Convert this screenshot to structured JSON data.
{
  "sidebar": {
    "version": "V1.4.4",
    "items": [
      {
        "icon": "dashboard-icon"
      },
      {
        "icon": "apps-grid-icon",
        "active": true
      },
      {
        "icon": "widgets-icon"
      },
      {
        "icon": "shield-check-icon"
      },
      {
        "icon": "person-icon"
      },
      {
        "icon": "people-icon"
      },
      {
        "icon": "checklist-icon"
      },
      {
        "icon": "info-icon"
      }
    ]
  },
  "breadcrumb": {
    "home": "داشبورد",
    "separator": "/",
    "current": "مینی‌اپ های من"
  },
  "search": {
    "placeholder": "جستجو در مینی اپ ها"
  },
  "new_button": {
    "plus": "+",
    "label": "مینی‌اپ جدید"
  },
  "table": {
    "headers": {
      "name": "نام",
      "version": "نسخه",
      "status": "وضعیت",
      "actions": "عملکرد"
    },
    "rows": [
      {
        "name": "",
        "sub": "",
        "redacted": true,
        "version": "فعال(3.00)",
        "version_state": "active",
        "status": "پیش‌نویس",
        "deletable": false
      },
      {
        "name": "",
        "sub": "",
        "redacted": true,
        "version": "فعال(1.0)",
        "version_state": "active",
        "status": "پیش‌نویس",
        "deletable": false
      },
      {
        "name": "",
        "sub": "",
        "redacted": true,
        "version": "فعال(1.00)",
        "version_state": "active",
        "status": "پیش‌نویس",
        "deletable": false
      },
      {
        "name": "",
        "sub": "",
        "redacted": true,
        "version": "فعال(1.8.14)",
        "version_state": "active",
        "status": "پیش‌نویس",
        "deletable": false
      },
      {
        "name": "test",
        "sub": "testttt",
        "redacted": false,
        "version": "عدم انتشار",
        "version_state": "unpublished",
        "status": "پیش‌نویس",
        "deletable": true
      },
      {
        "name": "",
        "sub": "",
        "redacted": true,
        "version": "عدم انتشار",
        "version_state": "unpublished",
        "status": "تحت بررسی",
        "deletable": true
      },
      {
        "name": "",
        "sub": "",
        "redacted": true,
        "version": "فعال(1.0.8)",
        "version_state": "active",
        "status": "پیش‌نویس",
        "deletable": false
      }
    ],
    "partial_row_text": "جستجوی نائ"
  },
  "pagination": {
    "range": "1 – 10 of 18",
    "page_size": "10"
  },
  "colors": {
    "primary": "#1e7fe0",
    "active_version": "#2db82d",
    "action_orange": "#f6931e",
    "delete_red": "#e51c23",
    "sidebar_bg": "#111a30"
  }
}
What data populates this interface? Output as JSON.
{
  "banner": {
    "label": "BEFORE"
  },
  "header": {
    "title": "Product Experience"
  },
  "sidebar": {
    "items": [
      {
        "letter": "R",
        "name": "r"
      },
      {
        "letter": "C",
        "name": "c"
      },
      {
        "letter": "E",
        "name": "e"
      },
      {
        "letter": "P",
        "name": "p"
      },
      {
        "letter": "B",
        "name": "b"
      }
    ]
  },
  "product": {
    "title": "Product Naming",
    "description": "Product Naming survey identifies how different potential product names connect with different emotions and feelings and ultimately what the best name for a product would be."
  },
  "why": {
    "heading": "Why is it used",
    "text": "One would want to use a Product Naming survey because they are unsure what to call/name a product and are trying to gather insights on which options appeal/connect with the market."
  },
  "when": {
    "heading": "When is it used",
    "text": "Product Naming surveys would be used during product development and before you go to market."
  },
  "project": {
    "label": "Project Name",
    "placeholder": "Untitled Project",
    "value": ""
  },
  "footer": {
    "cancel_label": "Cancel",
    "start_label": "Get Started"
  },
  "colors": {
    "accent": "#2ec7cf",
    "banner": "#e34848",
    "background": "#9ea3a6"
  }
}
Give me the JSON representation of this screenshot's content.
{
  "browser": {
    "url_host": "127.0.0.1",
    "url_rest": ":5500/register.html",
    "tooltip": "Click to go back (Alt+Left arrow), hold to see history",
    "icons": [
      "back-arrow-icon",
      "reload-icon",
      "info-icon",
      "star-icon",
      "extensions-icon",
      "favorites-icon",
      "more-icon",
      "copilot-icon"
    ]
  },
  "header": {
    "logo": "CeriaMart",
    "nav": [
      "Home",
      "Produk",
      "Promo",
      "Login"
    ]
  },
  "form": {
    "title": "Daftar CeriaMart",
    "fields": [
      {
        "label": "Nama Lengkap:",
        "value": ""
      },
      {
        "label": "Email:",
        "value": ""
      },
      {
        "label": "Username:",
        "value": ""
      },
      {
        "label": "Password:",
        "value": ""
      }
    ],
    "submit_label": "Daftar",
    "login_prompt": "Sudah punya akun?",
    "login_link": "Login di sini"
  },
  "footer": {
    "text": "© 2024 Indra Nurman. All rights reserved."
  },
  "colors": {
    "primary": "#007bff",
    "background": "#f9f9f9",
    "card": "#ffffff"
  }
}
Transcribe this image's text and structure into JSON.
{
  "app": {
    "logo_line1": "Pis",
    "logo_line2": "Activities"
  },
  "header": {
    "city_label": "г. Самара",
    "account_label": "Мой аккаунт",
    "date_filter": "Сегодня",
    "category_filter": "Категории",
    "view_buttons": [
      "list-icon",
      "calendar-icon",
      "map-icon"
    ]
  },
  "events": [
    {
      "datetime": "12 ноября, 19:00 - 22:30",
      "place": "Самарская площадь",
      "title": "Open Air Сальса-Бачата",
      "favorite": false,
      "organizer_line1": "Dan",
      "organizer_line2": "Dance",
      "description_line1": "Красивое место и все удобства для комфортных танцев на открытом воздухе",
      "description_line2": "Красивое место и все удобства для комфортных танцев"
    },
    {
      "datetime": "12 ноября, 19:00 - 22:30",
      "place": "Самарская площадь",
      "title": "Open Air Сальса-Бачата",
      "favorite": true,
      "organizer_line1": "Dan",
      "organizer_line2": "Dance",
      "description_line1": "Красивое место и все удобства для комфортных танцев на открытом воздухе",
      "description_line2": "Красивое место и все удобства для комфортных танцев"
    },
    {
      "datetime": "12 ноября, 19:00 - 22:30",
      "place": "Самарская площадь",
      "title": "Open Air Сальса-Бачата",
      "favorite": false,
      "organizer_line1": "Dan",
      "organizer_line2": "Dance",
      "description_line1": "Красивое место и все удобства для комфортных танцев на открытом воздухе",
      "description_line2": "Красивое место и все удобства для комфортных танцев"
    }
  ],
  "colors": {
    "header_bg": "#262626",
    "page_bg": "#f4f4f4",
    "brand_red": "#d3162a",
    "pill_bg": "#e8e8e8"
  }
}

SHORT PROBLEM: Extract every record. Keep wording exact.

EXERCISE RESPONSE:
Convert this screenshot to structured JSON data.
{
  "sidebar": {
    "version": "V1.4.4",
    "items": [
      {
        "icon": "dashboard-icon"
      },
      {
        "icon": "apps-grid-icon",
        "active": true
      },
      {
        "icon": "widgets-icon"
      },
      {
        "icon": "shield-check-icon"
      },
      {
        "icon": "person-icon"
      },
      {
        "icon": "people-icon"
      },
      {
        "icon": "checklist-icon"
      },
      {
        "icon": "info-icon"
      }
    ]
  },
  "breadcrumb": {
    "home": "داشبورد",
    "separator": "/",
    "current": "مینی‌اپ های من"
  },
  "search": {
    "placeholder": "جستجو در مینی اپ ها"
  },
  "new_button": {
    "plus": "+",
    "label": "مینی‌اپ جدید"
  },
  "table": {
    "headers": {
      "name": "نام",
      "version": "نسخه",
      "status": "وضعیت",
      "actions": "عملکرد"
    },
    "rows": [
      {
        "name": "",
        "sub": "",
        "redacted": true,
        "version": "فعال(3.00)",
        "version_state": "active",
        "status": "پیش‌نویس",
        "deletable": false
      },
      {
        "name": "",
        "sub": "",
        "redacted": true,
        "version": "فعال(1.0)",
        "version_state": "active",
        "status": "پیش‌نویس",
        "deletable": false
      },
      {
        "name": "",
        "sub": "",
        "redacted": true,
        "version": "فعال(1.00)",
        "version_state": "active",
        "status": "پیش‌نویس",
        "deletable": false
      },
      {
        "name": "",
        "sub": "",
        "redacted": true,
        "version": "فعال(1.8.14)",
        "version_state": "active",
        "status": "پیش‌نویس",
        "deletable": false
      },
      {
        "name": "test",
        "sub": "testttt",
        "redacted": false,
        "version": "عدم انتشار",
        "version_state": "unpublished",
        "status": "پیش‌نویس",
        "deletable": true
      },
      {
        "name": "",
        "sub": "",
        "redacted": true,
        "version": "عدم انتشار",
        "version_state": "unpublished",
        "status": "تحت بررسی",
        "deletable": true
      },
      {
        "name": "",
        "sub": "",
        "redacted": true,
        "version": "فعال(1.0.8)",
        "version_state": "active",
        "status": "پیش‌نویس",
        "deletable": false
      }
    ],
    "partial_row_text": "جستجوی نائ"
  },
  "pagination": {
    "range": "1 – 10 of 18",
    "page_size": "10"
  },
  "colors": {
    "primary": "#1e7fe0",
    "active_version": "#2db82d",
    "action_orange": "#f6931e",
    "delete_red": "#e51c23",
    "sidebar_bg": "#111a30"
  }
}
What data populates this interface? Output as JSON.
{
  "banner": {
    "label": "BEFORE"
  },
  "header": {
    "title": "Product Experience"
  },
  "sidebar": {
    "items": [
      {
        "letter": "R",
        "name": "r"
      },
      {
        "letter": "C",
        "name": "c"
      },
      {
        "letter": "E",
        "name": "e"
      },
      {
        "letter": "P",
        "name": "p"
      },
      {
        "letter": "B",
        "name": "b"
      }
    ]
  },
  "product": {
    "title": "Product Naming",
    "description": "Product Naming survey identifies how different potential product names connect with different emotions and feelings and ultimately what the best name for a product would be."
  },
  "why": {
    "heading": "Why is it used",
    "text": "One would want to use a Product Naming survey because they are unsure what to call/name a product and are trying to gather insights on which options appeal/connect with the market."
  },
  "when": {
    "heading": "When is it used",
    "text": "Product Naming surveys would be used during product development and before you go to market."
  },
  "project": {
    "label": "Project Name",
    "placeholder": "Untitled Project",
    "value": ""
  },
  "footer": {
    "cancel_label": "Cancel",
    "start_label": "Get Started"
  },
  "colors": {
    "accent": "#2ec7cf",
    "banner": "#e34848",
    "background": "#9ea3a6"
  }
}
Give me the JSON representation of this screenshot's content.
{
  "browser": {
    "url_host": "127.0.0.1",
    "url_rest": ":5500/register.html",
    "tooltip": "Click to go back (Alt+Left arrow), hold to see history",
    "icons": [
      "back-arrow-icon",
      "reload-icon",
      "info-icon",
      "star-icon",
      "extensions-icon",
      "favorites-icon",
      "more-icon",
      "copilot-icon"
    ]
  },
  "header": {
    "logo": "CeriaMart",
    "nav": [
      "Home",
      "Produk",
      "Promo",
      "Login"
    ]
  },
  "form": {
    "title": "Daftar CeriaMart",
    "fields": [
      {
        "label": "Nama Lengkap:",
        "value": ""
      },
      {
        "label": "Email:",
        "value": ""
      },
      {
        "label": "Username:",
        "value": ""
      },
      {
        "label": "Password:",
        "value": ""
      }
    ],
    "submit_label": "Daftar",
    "login_prompt": "Sudah punya akun?",
    "login_link": "Login di sini"
  },
  "footer": {
    "text": "© 2024 Indra Nurman. All rights reserved."
  },
  "colors": {
    "primary": "#007bff",
    "background": "#f9f9f9",
    "card": "#ffffff"
  }
}
Transcribe this image's text and structure into JSON.
{
  "app": {
    "logo_line1": "Pis",
    "logo_line2": "Activities"
  },
  "header": {
    "city_label": "г. Самара",
    "account_label": "Мой аккаунт",
    "date_filter": "Сегодня",
    "category_filter": "Категории",
    "view_buttons": [
      "list-icon",
      "calendar-icon",
      "map-icon"
    ]
  },
  "events": [
    {
      "datetime": "12 ноября, 19:00 - 22:30",
      "place": "Самарская площадь",
      "title": "Open Air Сальса-Бачата",
      "favorite": false,
      "organizer_line1": "Dan",
      "organizer_line2": "Dance",
      "description_line1": "Красивое место и все удобства для комфортных танцев на открытом воздухе",
      "description_line2": "Красивое место и все удобства для комфортных танцев"
    },
    {
      "datetime": "12 ноября, 19:00 - 22:30",
      "place": "Самарская площадь",
      "title": "Open Air Сальса-Бачата",
      "favorite": true,
      "organizer_line1": "Dan",
      "organizer_line2": "Dance",
      "description_line1": "Красивое место и все удобства для комфортных танцев на открытом воздухе",
      "description_line2": "Красивое место и все удобства для комфортных танцев"
    },
    {
      "datetime": "12 ноября, 19:00 - 22:30",
      "place": "Самарская площадь",
      "title": "Open Air Сальса-Бачата",
      "favorite": false,
      "organizer_line1": "Dan",
      "organizer_line2": "Dance",
      "description_line1": "Красивое место и все удобства для комфортных танцев на открытом воздухе",
      "description_line2": "Красивое место и все удобства для комфортных танцев"
    }
  ],
  "colors": {
    "header_bg": "#262626",
    "page_bg": "#f4f4f4",
    "brand_red": "#d3162a",
    "pill_bg": "#e8e8e8"
  }
}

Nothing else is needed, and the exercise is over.